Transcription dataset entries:
>>

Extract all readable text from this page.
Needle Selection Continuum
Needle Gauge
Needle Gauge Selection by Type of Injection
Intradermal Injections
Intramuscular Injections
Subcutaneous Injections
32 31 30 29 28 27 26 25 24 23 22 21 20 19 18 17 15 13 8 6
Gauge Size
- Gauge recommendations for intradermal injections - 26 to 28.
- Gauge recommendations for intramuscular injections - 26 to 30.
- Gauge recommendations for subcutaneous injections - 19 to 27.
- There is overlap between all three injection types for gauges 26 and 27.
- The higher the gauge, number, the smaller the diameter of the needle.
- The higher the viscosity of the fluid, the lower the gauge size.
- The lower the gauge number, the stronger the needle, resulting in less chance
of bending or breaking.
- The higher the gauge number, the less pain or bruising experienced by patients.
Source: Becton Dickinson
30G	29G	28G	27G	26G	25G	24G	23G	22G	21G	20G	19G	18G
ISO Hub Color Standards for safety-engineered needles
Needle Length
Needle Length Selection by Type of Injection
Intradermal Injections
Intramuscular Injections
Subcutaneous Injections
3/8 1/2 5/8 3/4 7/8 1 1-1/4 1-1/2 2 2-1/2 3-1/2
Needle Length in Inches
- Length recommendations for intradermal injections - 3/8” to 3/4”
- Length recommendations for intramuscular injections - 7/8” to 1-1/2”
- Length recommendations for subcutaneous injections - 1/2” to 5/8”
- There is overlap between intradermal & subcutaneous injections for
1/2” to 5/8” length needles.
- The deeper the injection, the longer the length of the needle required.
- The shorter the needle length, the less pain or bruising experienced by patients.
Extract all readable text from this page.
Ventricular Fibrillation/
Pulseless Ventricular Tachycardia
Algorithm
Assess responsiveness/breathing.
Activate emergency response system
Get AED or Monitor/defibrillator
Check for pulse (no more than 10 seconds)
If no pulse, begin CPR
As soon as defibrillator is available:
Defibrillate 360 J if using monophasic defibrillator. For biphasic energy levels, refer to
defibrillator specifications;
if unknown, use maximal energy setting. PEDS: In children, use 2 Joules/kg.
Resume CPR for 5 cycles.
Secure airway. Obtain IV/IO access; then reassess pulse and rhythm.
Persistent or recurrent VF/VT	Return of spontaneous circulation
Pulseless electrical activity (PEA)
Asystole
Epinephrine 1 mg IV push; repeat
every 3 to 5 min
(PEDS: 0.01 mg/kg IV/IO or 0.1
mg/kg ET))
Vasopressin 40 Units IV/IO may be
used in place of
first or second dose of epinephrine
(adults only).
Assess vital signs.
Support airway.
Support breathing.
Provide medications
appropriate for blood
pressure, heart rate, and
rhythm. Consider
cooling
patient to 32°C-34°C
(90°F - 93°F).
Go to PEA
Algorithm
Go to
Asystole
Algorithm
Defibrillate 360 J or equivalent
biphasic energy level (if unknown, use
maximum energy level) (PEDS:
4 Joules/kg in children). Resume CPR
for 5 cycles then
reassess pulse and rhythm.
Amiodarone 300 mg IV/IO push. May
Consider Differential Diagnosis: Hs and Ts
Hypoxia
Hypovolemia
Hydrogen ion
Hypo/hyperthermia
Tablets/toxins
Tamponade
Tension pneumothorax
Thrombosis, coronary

<<

Exactly as they stand, write out all of the entries.

Extract all readable text from this page.
Needle Selection Continuum
Needle Gauge
Needle Gauge Selection by Type of Injection
Intradermal Injections
Intramuscular Injections
Subcutaneous Injections
32 31 30 29 28 27 26 25 24 23 22 21 20 19 18 17 15 13 8 6
Gauge Size
- Gauge recommendations for intradermal injections - 26 to 28.
- Gauge recommendations for intramuscular injections - 26 to 30.
- Gauge recommendations for subcutaneous injections - 19 to 27.
- There is overlap between all three injection types for gauges 26 and 27.
- The higher the gauge, number, the smaller the diameter of the needle.
- The higher the viscosity of the fluid, the lower the gauge size.
- The lower the gauge number, the stronger the needle, resulting in less chance
of bending or breaking.
- The higher the gauge number, the less pain or bruising experienced by patients.
Source: Becton Dickinson
30G	29G	28G	27G	26G	25G	24G	23G	22G	21G	20G	19G	18G
ISO Hub Color Standards for safety-engineered needles
Needle Length
Needle Length Selection by Type of Injection
Intradermal Injections
Intramuscular Injections
Subcutaneous Injections
3/8 1/2 5/8 3/4 7/8 1 1-1/4 1-1/2 2 2-1/2 3-1/2
Needle Length in Inches
- Length recommendations for intradermal injections - 3/8” to 3/4”
- Length recommendations for intramuscular injections - 7/8” to 1-1/2”
- Length recommendations for subcutaneous injections - 1/2” to 5/8”
- There is overlap between intradermal & subcutaneous injections for
1/2” to 5/8” length needles.
- The deeper the injection, the longer the length of the needle required.
- The shorter the needle length, the less pain or bruising experienced by patients.
Extract all readable text from this page.
Ventricular Fibrillation/
Pulseless Ventricular Tachycardia
Algorithm
Assess responsiveness/breathing.
Activate emergency response system
Get AED or Monitor/defibrillator
Check for pulse (no more than 10 seconds)
If no pulse, begin CPR
As soon as defibrillator is available:
Defibrillate 360 J if using monophasic defibrillator. For biphasic energy levels, refer to
defibrillator specifications;
if unknown, use maximal energy setting. PEDS: In children, use 2 Joules/kg.
Resume CPR for 5 cycles.
Secure airway. Obtain IV/IO access; then reassess pulse and rhythm.
Persistent or recurrent VF/VT	Return of spontaneous circulation
Pulseless electrical activity (PEA)
Asystole
Epinephrine 1 mg IV push; repeat
every 3 to 5 min
(PEDS: 0.01 mg/kg IV/IO or 0.1
mg/kg ET))
Vasopressin 40 Units IV/IO may be
used in place of
first or second dose of epinephrine
(adults only).
Assess vital signs.
Support airway.
Support breathing.
Provide medications
appropriate for blood
pressure, heart rate, and
rhythm. Consider
cooling
patient to 32°C-34°C
(90°F - 93°F).
Go to PEA
Algorithm
Go to
Asystole
Algorithm
Defibrillate 360 J or equivalent
biphasic energy level (if unknown, use
maximum energy level) (PEDS:
4 Joules/kg in children). Resume CPR
for 5 cycles then
reassess pulse and rhythm.
Amiodarone 300 mg IV/IO push. May
Consider Differential Diagnosis: Hs and Ts
Hypoxia
Hypovolemia
Hydrogen ion
Hypo/hyperthermia
Tablets/toxins
Tamponade
Tension pneumothorax
Thrombosis, coronary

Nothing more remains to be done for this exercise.